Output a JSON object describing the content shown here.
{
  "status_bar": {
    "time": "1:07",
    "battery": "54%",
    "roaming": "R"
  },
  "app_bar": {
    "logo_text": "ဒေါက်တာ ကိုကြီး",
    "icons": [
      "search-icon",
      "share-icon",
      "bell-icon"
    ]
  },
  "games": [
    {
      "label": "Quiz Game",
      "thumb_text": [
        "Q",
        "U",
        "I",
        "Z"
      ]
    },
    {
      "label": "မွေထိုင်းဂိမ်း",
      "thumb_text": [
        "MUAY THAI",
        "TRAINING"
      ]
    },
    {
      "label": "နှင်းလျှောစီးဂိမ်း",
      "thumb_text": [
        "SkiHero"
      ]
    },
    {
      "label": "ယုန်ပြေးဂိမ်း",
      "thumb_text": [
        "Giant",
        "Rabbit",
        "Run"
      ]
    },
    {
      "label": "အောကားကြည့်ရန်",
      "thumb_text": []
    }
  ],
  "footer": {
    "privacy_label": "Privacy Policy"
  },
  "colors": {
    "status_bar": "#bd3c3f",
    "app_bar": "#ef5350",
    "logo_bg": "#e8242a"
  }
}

▸ JOB: Retype the whole listing above exactly.

▸ THE OUTPUT:
Output a JSON object describing the content shown here.
{
  "status_bar": {
    "time": "1:07",
    "battery": "54%",
    "roaming": "R"
  },
  "app_bar": {
    "logo_text": "ဒေါက်တာ ကိုကြီး",
    "icons": [
      "search-icon",
      "share-icon",
      "bell-icon"
    ]
  },
  "games": [
    {
      "label": "Quiz Game",
      "thumb_text": [
        "Q",
        "U",
        "I",
        "Z"
      ]
    },
    {
      "label": "မွေထိုင်းဂိမ်း",
      "thumb_text": [
        "MUAY THAI",
        "TRAINING"
      ]
    },
    {
      "label": "နှင်းလျှောစီးဂိမ်း",
      "thumb_text": [
        "SkiHero"
      ]
    },
    {
      "label": "ယုန်ပြေးဂိမ်း",
      "thumb_text": [
        "Giant",
        "Rabbit",
        "Run"
      ]
    },
    {
      "label": "အောကားကြည့်ရန်",
      "thumb_text": []
    }
  ],
  "footer": {
    "privacy_label": "Privacy Policy"
  },
  "colors": {
    "status_bar": "#bd3c3f",
    "app_bar": "#ef5350",
    "logo_bg": "#e8242a"
  }
}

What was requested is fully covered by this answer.